What you need to do: Write out all the data again, exactly as it stands.

--- BEGIN ---

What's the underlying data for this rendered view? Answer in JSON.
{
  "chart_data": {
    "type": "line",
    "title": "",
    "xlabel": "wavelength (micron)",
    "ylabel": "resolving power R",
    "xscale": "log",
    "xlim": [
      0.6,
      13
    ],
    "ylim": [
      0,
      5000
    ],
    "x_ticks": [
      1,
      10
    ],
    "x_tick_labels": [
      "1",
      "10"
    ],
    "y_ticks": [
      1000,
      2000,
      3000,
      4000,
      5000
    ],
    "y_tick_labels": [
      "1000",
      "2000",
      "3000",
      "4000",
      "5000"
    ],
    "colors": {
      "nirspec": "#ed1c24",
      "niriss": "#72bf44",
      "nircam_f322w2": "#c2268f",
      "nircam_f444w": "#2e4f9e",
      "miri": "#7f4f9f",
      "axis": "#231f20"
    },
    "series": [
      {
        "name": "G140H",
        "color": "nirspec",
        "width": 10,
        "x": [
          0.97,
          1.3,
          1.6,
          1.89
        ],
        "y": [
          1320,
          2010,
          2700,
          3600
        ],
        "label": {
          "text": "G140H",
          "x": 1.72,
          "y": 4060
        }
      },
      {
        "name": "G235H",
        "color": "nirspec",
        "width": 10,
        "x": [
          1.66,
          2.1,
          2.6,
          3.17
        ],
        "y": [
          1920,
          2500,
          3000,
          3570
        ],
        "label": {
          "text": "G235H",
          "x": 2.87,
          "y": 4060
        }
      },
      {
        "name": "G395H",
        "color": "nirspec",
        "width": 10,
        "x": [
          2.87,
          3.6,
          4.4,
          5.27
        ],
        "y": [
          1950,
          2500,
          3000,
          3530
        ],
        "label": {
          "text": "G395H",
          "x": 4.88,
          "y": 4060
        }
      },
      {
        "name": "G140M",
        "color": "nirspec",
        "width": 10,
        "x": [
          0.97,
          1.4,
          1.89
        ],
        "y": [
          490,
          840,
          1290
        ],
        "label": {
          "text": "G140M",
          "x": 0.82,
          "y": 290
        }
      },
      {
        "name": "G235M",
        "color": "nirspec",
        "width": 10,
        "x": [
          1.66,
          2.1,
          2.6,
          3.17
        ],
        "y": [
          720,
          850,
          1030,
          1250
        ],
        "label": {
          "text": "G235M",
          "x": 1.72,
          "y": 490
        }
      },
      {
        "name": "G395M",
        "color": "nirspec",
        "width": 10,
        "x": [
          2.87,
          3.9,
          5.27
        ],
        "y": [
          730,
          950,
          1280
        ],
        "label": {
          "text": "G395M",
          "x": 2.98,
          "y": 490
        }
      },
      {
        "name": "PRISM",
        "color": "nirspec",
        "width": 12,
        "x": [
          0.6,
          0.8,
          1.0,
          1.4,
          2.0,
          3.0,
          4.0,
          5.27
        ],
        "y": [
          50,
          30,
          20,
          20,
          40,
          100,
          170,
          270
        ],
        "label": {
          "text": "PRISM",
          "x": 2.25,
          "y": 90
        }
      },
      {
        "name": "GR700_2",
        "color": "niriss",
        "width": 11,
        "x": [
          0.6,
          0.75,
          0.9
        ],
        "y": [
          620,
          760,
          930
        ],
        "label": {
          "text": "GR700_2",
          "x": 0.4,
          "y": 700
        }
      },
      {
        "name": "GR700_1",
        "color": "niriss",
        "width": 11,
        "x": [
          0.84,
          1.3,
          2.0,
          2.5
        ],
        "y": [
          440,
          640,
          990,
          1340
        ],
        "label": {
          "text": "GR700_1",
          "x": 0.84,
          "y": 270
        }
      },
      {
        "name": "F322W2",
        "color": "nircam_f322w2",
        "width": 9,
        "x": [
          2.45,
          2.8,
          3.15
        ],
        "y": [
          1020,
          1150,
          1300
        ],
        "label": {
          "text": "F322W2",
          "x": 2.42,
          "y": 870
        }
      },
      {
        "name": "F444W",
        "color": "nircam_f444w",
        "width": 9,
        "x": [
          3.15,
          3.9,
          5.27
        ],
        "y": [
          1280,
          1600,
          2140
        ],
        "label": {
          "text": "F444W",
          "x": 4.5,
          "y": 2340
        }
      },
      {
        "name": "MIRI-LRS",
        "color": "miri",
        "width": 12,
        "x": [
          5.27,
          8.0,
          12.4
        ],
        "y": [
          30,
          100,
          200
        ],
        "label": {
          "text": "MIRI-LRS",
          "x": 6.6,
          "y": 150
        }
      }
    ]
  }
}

--- END ---

Written answer:
What's the underlying data for this rendered view? Answer in JSON.
{
  "chart_data": {
    "type": "line",
    "title": "",
    "xlabel": "wavelength (micron)",
    "ylabel": "resolving power R",
    "xscale": "log",
    "xlim": [
      0.6,
      13
    ],
    "ylim": [
      0,
      5000
    ],
    "x_ticks": [
      1,
      10
    ],
    "x_tick_labels": [
      "1",
      "10"
    ],
    "y_ticks": [
      1000,
      2000,
      3000,
      4000,
      5000
    ],
    "y_tick_labels": [
      "1000",
      "2000",
      "3000",
      "4000",
      "5000"
    ],
    "colors": {
      "nirspec": "#ed1c24",
      "niriss": "#72bf44",
      "nircam_f322w2": "#c2268f",
      "nircam_f444w": "#2e4f9e",
      "miri": "#7f4f9f",
      "axis": "#231f20"
    },
    "series": [
      {
        "name": "G140H",
        "color": "nirspec",
        "width": 10,
        "x": [
          0.97,
          1.3,
          1.6,
          1.89
        ],
        "y": [
          1320,
          2010,
          2700,
          3600
        ],
        "label": {
          "text": "G140H",
          "x": 1.72,
          "y": 4060
        }
      },
      {
        "name": "G235H",
        "color": "nirspec",
        "width": 10,
        "x": [
          1.66,
          2.1,
          2.6,
          3.17
        ],
        "y": [
          1920,
          2500,
          3000,
          3570
        ],
        "label": {
          "text": "G235H",
          "x": 2.87,
          "y": 4060
        }
      },
      {
        "name": "G395H",
        "color": "nirspec",
        "width": 10,
        "x": [
          2.87,
          3.6,
          4.4,
          5.27
        ],
        "y": [
          1950,
          2500,
          3000,
          3530
        ],
        "label": {
          "text": "G395H",
          "x": 4.88,
          "y": 4060
        }
      },
      {
        "name": "G140M",
        "color": "nirspec",
        "width": 10,
        "x": [
          0.97,
          1.4,
          1.89
        ],
        "y": [
          490,
          840,
          1290
        ],
        "label": {
          "text": "G140M",
          "x": 0.82,
          "y": 290
        }
      },
      {
        "name": "G235M",
        "color": "nirspec",
        "width": 10,
        "x": [
          1.66,
          2.1,
          2.6,
          3.17
        ],
        "y": [
          720,
          850,
          1030,
          1250
        ],
        "label": {
          "text": "G235M",
          "x": 1.72,
          "y": 490
        }
      },
      {
        "name": "G395M",
        "color": "nirspec",
        "width": 10,
        "x": [
          2.87,
          3.9,
          5.27
        ],
        "y": [
          730,
          950,
          1280
        ],
        "label": {
          "text": "G395M",
          "x": 2.98,
          "y": 490
        }
      },
      {
        "name": "PRISM",
        "color": "nirspec",
        "width": 12,
        "x": [
          0.6,
          0.8,
          1.0,
          1.4,
          2.0,
          3.0,
          4.0,
          5.27
        ],
        "y": [
          50,
          30,
          20,
          20,
          40,
          100,
          170,
          270
        ],
        "label": {
          "text": "PRISM",
          "x": 2.25,
          "y": 90
        }
      },
      {
        "name": "GR700_2",
        "color": "niriss",
        "width": 11,
        "x": [
          0.6,
          0.75,
          0.9
        ],
        "y": [
          620,
          760,
          930
        ],
        "label": {
          "text": "GR700_2",
          "x": 0.4,
          "y": 700
        }
      },
      {
        "name": "GR700_1",
        "color": "niriss",
        "width": 11,
        "x": [
          0.84,
          1.3,
          2.0,
          2.5
        ],
        "y": [
          440,
          640,
          990,
          1340
        ],
        "label": {
          "text": "GR700_1",
          "x": 0.84,
          "y": 270
        }
      },
      {
        "name": "F322W2",
        "color": "nircam_f322w2",
        "width": 9,
        "x": [
          2.45,
          2.8,
          3.15
        ],
        "y": [
          1020,
          1150,
          1300
        ],
        "label": {
          "text": "F322W2",
          "x": 2.42,
          "y": 870
        }
      },
      {
        "name": "F444W",
        "color": "nircam_f444w",
        "width": 9,
        "x": [
          3.15,
          3.9,
          5.27
        ],
        "y": [
          1280,
          1600,
          2140
        ],
        "label": {
          "text": "F444W",
          "x": 4.5,
          "y": 2340
        }
      },
      {
        "name": "MIRI-LRS",
        "color": "miri",
        "width": 12,
        "x": [
          5.27,
          8.0,
          12.4
        ],
        "y": [
          30,
          100,
          200
        ],
        "label": {
          "text": "MIRI-LRS",
          "x": 6.6,
          "y": 150
        }
      }
    ]
  }
}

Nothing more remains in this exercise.